## STATED EXERCISE
Return the records that follow, matching each one exactly.

## ENTRIES

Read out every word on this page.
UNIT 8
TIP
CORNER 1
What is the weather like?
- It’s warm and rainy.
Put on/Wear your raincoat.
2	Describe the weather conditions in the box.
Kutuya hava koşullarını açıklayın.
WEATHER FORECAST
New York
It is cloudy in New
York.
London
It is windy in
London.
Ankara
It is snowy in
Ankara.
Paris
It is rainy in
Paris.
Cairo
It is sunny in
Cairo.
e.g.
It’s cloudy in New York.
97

## RESPONSE FOR THIS EXERCISE
Read out every word on this page.
UNIT 8
TIP
CORNER 1
What is the weather like?
- It’s warm and rainy.
Put on/Wear your raincoat.
2	Describe the weather conditions in the box.
Kutuya hava koşullarını açıklayın.
WEATHER FORECAST
New York
It is cloudy in New
York.
London
It is windy in
London.
Ankara
It is snowy in
Ankara.
Paris
It is rainy in
Paris.
Cairo
It is sunny in
Cairo.
e.g.
It’s cloudy in New York.
97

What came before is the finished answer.